- Challenge -
In the records below, pick out all lines containing the word "Read".

- Input records -

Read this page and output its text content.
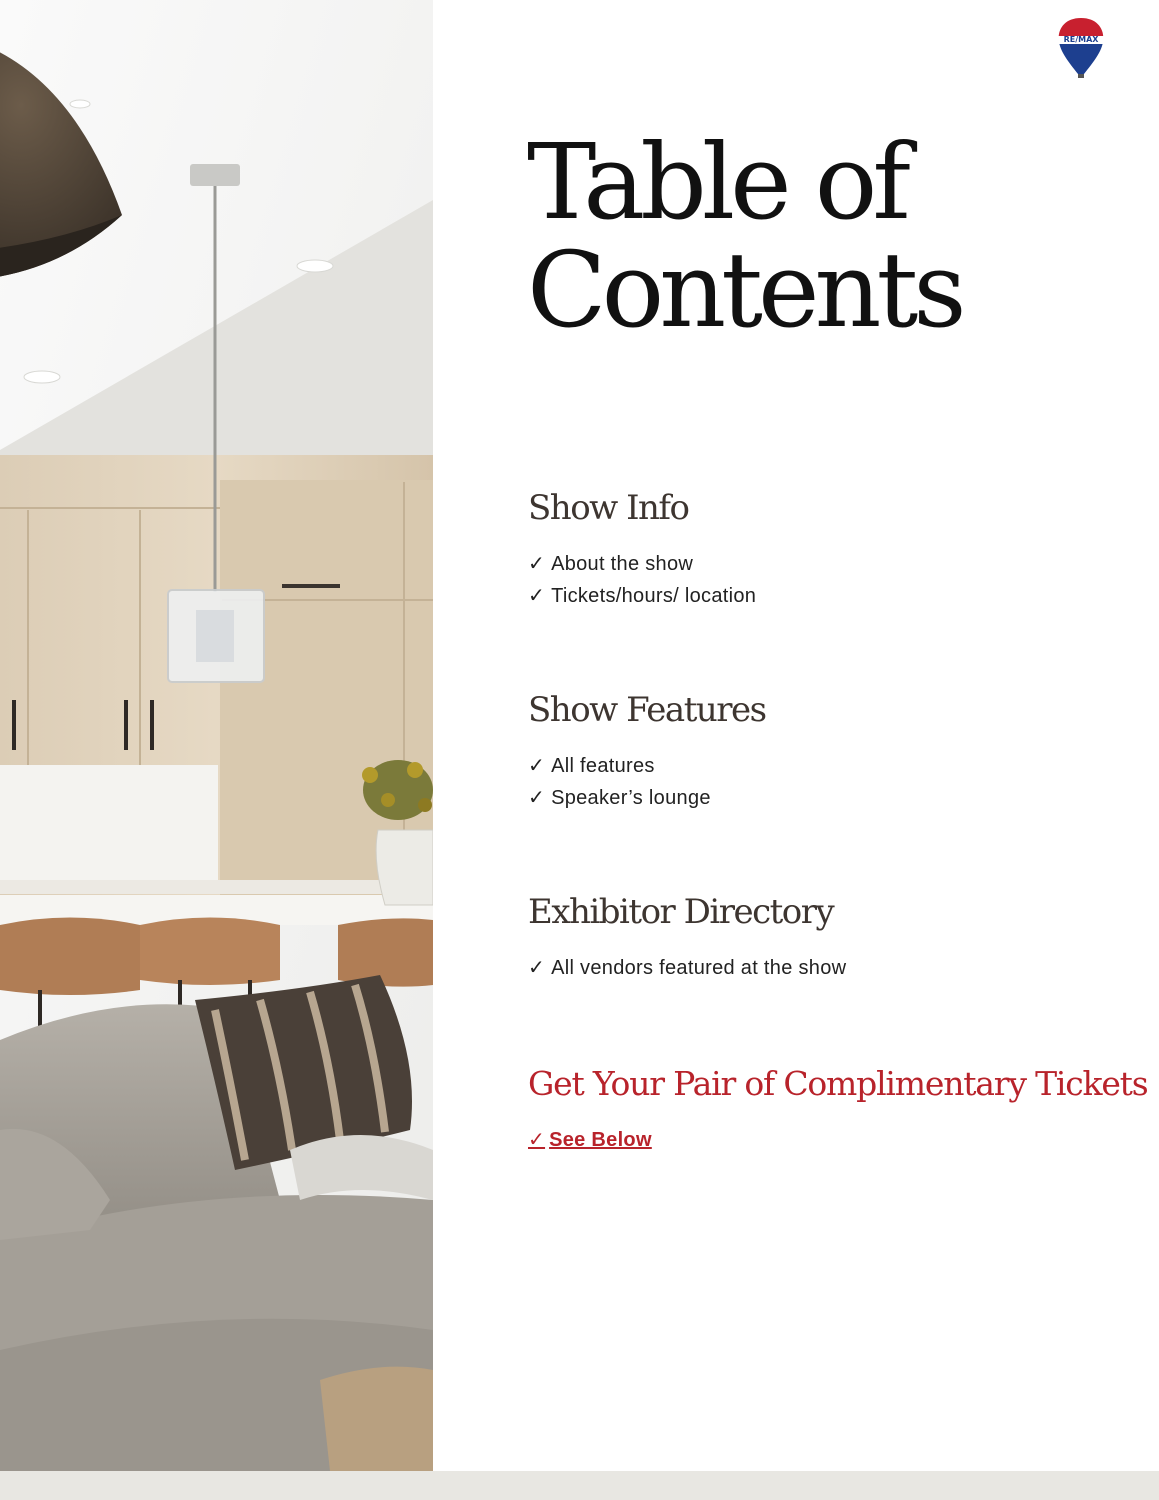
RE/MAX
Table of
Contents
Show Info
✓ About the show
✓ Tickets/hours/ location
Show Features
✓ All features
✓ Speaker’s lounge
Exhibitor Directory
✓ All vendors featured at the show
Get Your Pair of Complimentary Tickets
✓ See Below
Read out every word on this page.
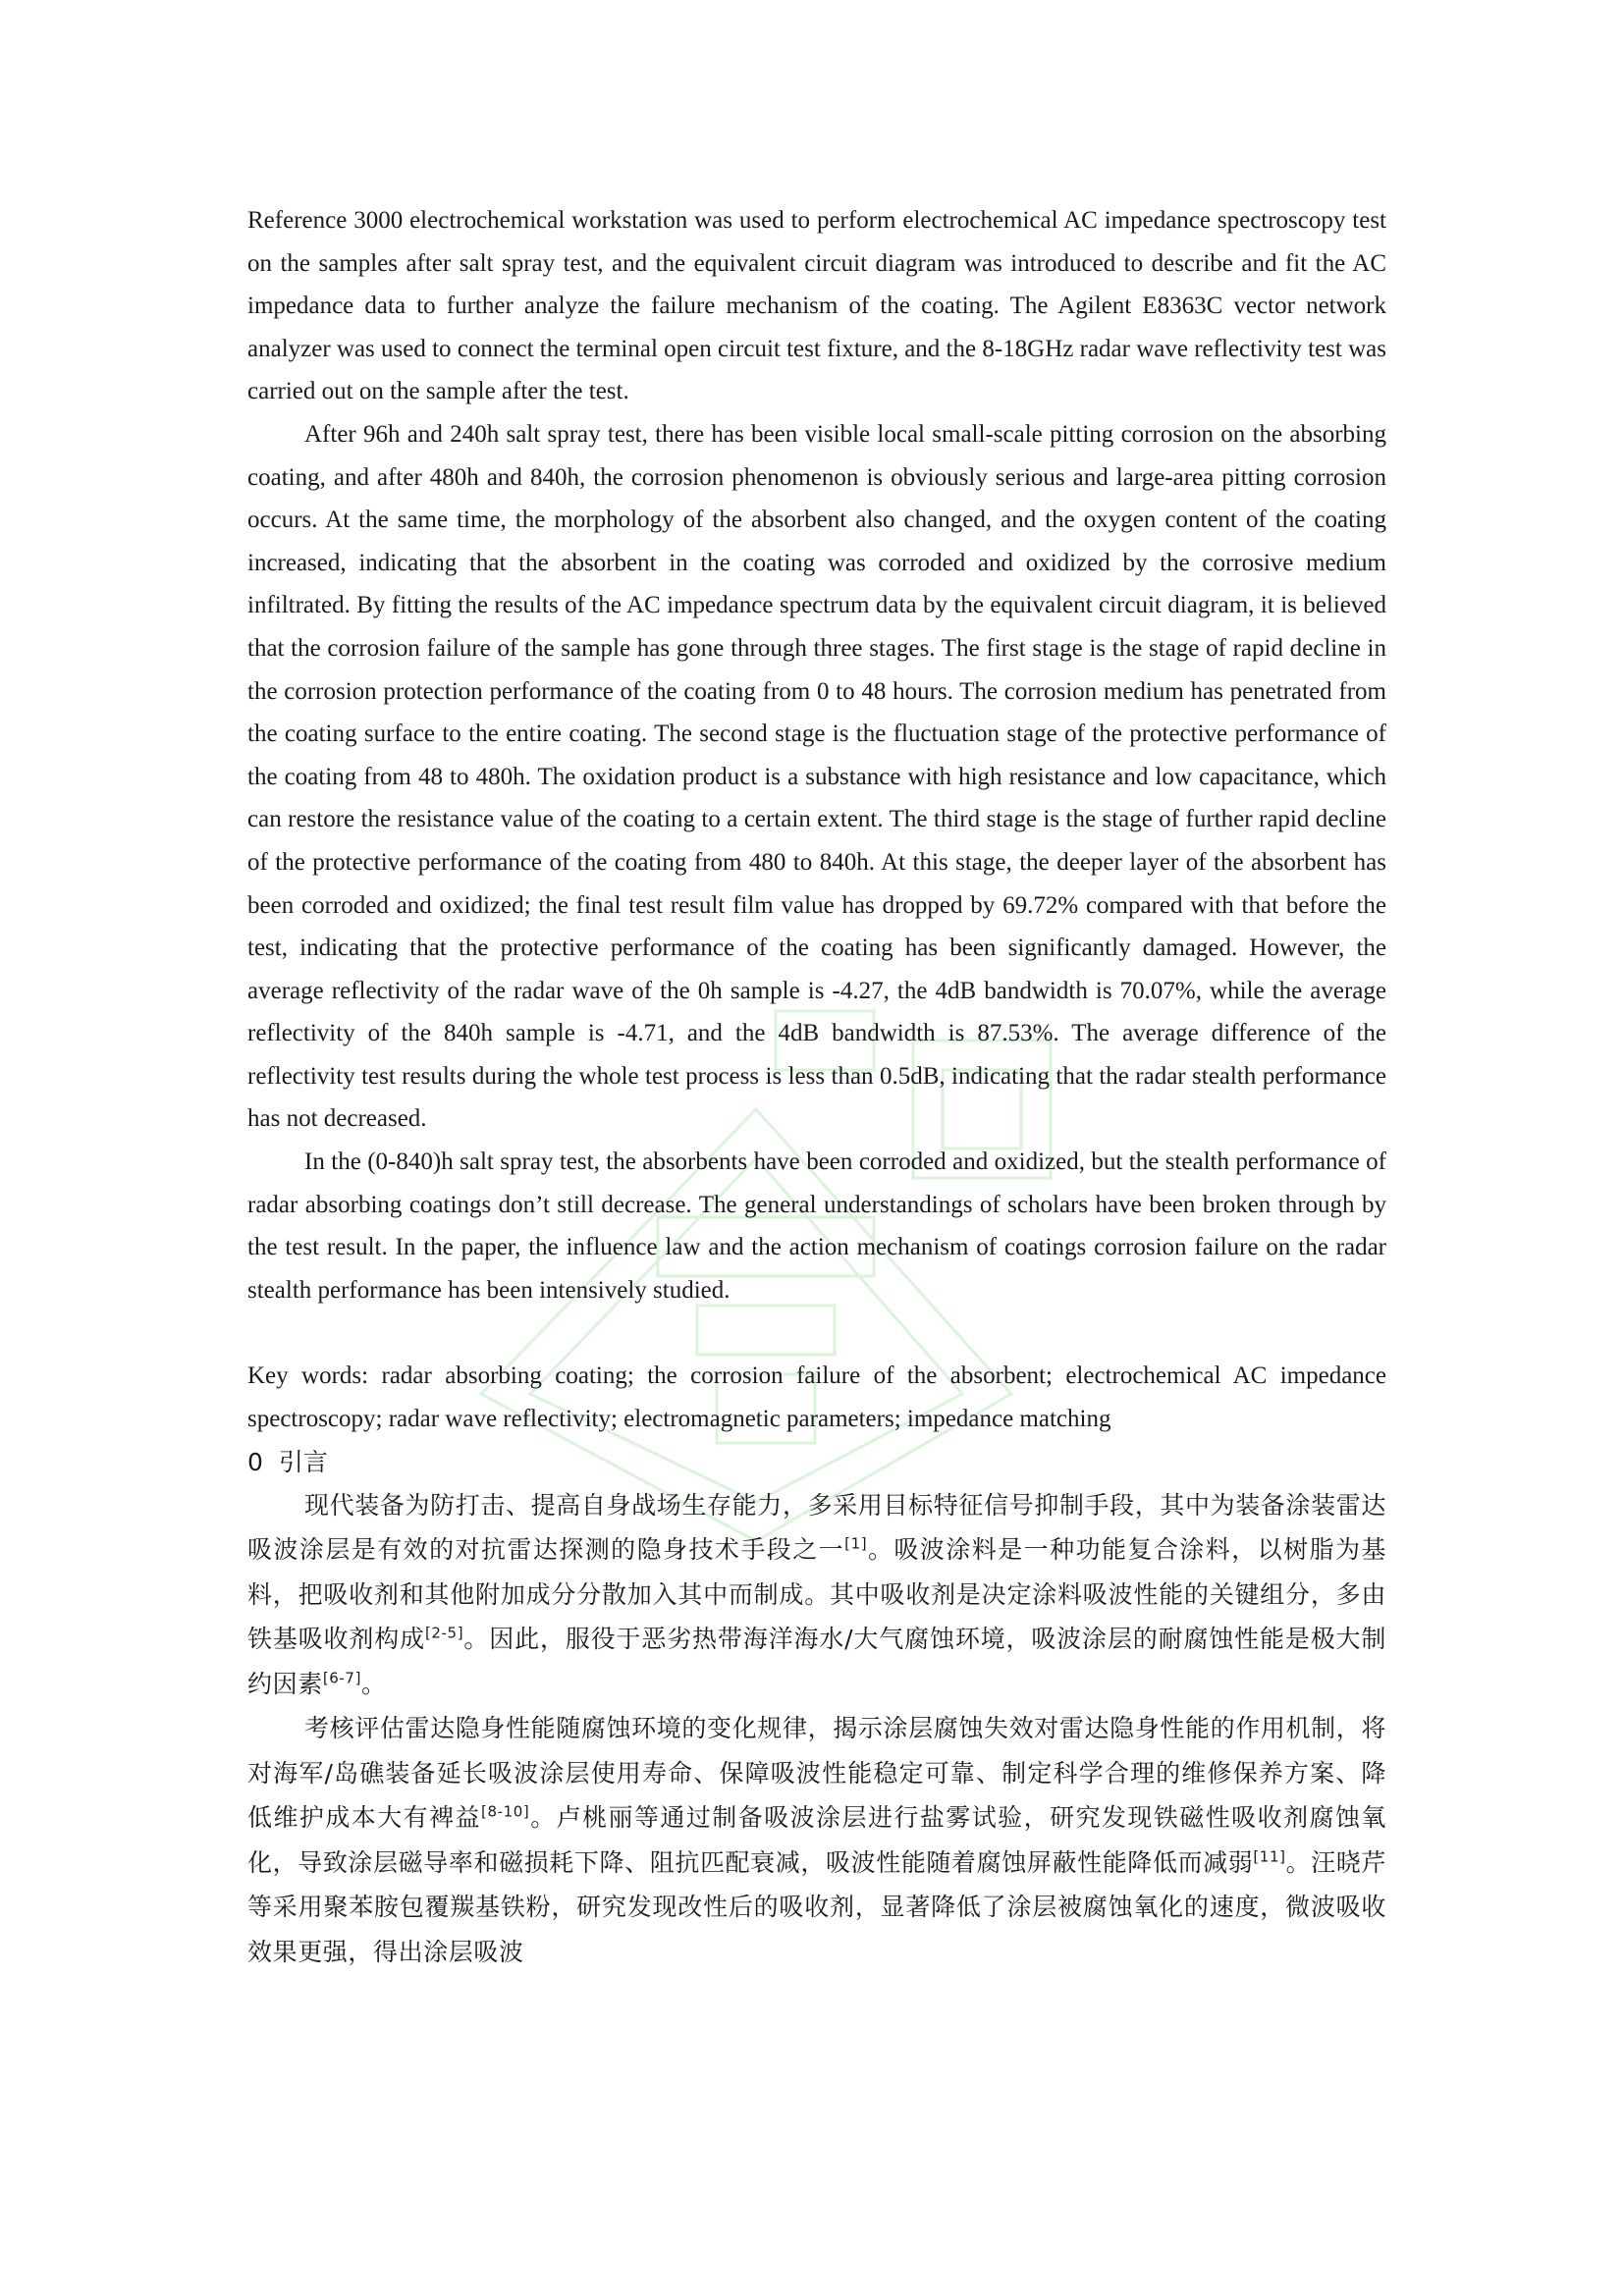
Reference 3000 electrochemical workstation was used to perform electrochemical AC impedance spectroscopy test on the samples after salt spray test, and the equivalent circuit diagram was introduced to describe and fit the AC impedance data to further analyze the failure mechanism of the coating. The Agilent E8363C vector network analyzer was used to connect the terminal open circuit test fixture, and the 8-18GHz radar wave reflectivity test was carried out on the sample after the test.

After 96h and 240h salt spray test, there has been visible local small-scale pitting corrosion on the absorbing coating, and after 480h and 840h, the corrosion phenomenon is obviously serious and large-area pitting corrosion occurs. At the same time, the morphology of the absorbent also changed, and the oxygen content of the coating increased, indicating that the absorbent in the coating was corroded and oxidized by the corrosive medium infiltrated. By fitting the results of the AC impedance spectrum data by the equivalent circuit diagram, it is believed that the corrosion failure of the sample has gone through three stages. The first stage is the stage of rapid decline in the corrosion protection performance of the coating from 0 to 48 hours. The corrosion medium has penetrated from the coating surface to the entire coating. The second stage is the fluctuation stage of the protective performance of the coating from 48 to 480h. The oxidation product is a substance with high resistance and low capacitance, which can restore the resistance value of the coating to a certain extent. The third stage is the stage of further rapid decline of the protective performance of the coating from 480 to 840h. At this stage, the deeper layer of the absorbent has been corroded and oxidized; the final test result film value has dropped by 69.72% compared with that before the test, indicating that the protective performance of the coating has been significantly damaged. However, the average reflectivity of the radar wave of the 0h sample is -4.27, the 4dB bandwidth is 70.07%, while the average reflectivity of the 840h sample is -4.71, and the 4dB bandwidth is 87.53%. The average difference of the reflectivity test results during the whole test process is less than 0.5dB, indicating that the radar stealth performance has not decreased.

In the (0-840)h salt spray test, the absorbents have been corroded and oxidized, but the stealth performance of radar absorbing coatings don’t still decrease. The general understandings of scholars have been broken through by the test result. In the paper, the influence law and the action mechanism of coatings corrosion failure on the radar stealth performance has been intensively studied.

Key words: radar absorbing coating; the corrosion failure of the absorbent; electrochemical AC impedance spectroscopy; radar wave reflectivity; electromagnetic parameters; impedance matching

0 引言

现代装备为防打击、提高自身战场生存能力，多采用目标特征信号抑制手段，其中为装备涂装雷达吸波涂层是有效的对抗雷达探测的隐身技术手段之一[1]。吸波涂料是一种功能复合涂料，以树脂为基料，把吸收剂和其他附加成分分散加入其中而制成。其中吸收剂是决定涂料吸波性能的关键组分，多由铁基吸收剂构成[2-5]。因此，服役于恶劣热带海洋海水/大气腐蚀环境，吸波涂层的耐腐蚀性能是极大制约因素[6-7]。

考核评估雷达隐身性能随腐蚀环境的变化规律，揭示涂层腐蚀失效对雷达隐身性能的作用机制，将对海军/岛礁装备延长吸波涂层使用寿命、保障吸波性能稳定可靠、制定科学合理的维修保养方案、降低维护成本大有裨益[8-10]。卢桃丽等通过制备吸波涂层进行盐雾试验，研究发现铁磁性吸收剂腐蚀氧化，导致涂层磁导率和磁损耗下降、阻抗匹配衰减，吸波性能随着腐蚀屏蔽性能降低而减弱[11]。汪晓芹等采用聚苯胺包覆羰基铁粉，研究发现改性后的吸收剂，显著降低了涂层被腐蚀氧化的速度，微波吸收效果更强，得出涂层吸波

- Reply to the exercise -
Read this page and output its text content.
Read out every word on this page.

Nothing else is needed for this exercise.